Items from a data source
## BEGIN

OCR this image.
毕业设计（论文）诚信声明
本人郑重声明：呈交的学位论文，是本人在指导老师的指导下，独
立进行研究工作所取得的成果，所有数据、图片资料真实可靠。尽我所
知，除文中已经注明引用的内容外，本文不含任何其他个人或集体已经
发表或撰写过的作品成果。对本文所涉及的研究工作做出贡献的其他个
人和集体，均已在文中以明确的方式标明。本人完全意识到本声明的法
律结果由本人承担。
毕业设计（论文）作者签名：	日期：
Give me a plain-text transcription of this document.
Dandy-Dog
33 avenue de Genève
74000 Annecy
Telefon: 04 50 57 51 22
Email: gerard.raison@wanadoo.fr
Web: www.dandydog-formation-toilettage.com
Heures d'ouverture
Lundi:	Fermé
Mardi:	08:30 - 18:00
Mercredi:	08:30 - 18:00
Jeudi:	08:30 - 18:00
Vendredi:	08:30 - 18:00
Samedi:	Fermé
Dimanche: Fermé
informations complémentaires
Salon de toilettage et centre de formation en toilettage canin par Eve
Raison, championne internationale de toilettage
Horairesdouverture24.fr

## END

## [Request]
Search the listing above for the string "this". Copy every line that contains it.

## [Result below]
OCR this image.
Give me a plain-text transcription of this document.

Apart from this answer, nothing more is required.